** Opening Data shown block **

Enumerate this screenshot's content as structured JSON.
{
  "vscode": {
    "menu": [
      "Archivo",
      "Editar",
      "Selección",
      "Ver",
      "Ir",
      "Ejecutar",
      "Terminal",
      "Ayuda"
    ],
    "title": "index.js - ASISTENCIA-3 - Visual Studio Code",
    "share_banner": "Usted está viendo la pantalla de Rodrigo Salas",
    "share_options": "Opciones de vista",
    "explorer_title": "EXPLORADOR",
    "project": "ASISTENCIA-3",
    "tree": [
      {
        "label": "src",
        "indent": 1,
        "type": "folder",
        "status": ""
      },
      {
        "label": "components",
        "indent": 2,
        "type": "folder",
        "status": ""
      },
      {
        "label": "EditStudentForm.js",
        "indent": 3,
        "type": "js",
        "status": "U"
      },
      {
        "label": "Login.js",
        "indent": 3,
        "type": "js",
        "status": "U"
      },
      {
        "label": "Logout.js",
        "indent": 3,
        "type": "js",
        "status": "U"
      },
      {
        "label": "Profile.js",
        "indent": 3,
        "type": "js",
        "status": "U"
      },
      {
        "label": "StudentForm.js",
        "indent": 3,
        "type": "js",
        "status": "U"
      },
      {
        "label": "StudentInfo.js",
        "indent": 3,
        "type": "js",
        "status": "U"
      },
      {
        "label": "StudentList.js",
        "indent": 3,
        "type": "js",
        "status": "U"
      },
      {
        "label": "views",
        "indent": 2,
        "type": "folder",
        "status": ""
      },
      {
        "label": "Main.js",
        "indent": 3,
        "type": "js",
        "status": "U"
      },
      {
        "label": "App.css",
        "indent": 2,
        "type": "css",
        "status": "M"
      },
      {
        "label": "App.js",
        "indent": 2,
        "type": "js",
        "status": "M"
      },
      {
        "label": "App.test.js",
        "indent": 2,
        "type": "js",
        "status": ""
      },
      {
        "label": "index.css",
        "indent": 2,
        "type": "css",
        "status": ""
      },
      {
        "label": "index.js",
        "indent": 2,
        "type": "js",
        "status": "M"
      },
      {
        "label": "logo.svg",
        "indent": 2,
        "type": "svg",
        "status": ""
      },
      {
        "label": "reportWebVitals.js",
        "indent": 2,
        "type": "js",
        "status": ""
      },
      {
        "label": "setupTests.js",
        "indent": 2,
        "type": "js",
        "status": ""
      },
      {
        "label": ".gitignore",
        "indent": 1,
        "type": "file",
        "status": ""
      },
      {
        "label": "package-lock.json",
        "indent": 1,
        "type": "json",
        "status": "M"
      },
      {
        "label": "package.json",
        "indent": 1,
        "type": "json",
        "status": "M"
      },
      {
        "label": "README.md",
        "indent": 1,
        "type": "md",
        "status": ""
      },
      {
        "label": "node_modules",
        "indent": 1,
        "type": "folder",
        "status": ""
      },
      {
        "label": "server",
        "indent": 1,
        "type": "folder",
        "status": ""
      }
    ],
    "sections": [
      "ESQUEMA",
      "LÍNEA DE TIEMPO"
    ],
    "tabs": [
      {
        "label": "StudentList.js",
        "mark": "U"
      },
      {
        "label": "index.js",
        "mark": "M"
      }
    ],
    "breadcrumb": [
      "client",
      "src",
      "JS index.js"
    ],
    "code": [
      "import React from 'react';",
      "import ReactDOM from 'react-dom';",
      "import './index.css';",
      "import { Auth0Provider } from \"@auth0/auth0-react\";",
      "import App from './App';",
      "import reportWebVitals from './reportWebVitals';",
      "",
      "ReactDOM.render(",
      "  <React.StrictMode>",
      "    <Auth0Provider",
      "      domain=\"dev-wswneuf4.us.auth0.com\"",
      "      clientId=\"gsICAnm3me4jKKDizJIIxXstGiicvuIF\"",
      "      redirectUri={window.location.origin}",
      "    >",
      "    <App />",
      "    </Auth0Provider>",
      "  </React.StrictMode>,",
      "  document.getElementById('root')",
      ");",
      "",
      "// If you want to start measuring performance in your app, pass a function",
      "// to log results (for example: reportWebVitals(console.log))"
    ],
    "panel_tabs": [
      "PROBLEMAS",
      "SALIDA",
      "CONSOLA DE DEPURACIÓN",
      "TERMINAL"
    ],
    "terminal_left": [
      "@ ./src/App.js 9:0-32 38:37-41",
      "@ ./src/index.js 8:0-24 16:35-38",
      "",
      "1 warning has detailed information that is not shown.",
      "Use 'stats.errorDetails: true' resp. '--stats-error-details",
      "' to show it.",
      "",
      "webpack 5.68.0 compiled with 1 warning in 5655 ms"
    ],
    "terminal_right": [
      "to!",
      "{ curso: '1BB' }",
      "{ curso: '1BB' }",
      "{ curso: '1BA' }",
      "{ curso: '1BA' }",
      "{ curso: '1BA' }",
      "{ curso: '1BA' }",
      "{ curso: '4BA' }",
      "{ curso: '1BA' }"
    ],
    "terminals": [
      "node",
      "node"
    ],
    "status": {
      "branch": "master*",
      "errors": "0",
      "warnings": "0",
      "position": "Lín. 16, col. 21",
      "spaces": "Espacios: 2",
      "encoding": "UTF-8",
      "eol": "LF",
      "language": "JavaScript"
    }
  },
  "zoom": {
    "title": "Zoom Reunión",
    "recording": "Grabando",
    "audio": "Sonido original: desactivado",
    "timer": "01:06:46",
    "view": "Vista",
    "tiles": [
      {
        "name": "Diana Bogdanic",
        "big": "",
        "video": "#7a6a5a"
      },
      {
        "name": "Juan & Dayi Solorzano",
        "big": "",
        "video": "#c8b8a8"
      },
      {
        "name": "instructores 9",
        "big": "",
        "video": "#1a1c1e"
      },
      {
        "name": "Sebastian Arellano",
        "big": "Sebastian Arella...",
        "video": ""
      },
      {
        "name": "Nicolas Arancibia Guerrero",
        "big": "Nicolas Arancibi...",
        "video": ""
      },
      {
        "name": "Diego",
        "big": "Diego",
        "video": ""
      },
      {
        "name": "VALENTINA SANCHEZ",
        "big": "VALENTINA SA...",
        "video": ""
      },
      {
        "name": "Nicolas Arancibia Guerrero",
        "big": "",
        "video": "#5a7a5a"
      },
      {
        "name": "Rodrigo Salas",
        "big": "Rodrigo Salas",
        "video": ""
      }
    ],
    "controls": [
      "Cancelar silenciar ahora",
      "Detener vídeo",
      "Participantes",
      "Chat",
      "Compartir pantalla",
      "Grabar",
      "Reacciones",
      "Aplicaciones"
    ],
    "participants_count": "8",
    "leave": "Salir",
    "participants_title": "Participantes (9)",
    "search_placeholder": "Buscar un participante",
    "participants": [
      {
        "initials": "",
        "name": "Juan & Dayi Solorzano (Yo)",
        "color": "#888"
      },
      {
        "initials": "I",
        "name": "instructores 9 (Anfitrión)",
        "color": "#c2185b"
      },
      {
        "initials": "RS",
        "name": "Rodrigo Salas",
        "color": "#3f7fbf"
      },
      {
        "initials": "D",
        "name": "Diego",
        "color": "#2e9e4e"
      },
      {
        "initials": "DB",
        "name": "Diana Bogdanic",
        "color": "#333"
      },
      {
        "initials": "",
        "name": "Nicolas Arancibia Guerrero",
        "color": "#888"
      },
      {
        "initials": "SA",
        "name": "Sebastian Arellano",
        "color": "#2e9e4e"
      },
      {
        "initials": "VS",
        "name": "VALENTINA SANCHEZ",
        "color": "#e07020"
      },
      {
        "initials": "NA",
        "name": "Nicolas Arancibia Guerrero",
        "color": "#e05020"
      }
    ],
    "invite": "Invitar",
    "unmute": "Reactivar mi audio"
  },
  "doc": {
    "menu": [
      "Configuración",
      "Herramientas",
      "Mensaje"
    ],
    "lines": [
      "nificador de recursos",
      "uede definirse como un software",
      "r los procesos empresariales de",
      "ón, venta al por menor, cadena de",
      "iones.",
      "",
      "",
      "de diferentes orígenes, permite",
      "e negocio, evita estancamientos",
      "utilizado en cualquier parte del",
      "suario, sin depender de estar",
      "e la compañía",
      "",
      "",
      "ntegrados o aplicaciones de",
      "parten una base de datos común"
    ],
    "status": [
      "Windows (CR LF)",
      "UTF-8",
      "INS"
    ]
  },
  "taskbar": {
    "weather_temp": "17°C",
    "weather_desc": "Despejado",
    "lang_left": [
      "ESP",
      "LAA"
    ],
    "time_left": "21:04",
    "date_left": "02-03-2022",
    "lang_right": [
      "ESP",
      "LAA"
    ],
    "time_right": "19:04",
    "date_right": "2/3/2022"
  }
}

** Closing Data shown block **

**Task instructions**
Reproduce each line from the data that has "Participantes" in it.

**Output for this task**
      "Participantes",
    "participants_title": "Participantes (9)",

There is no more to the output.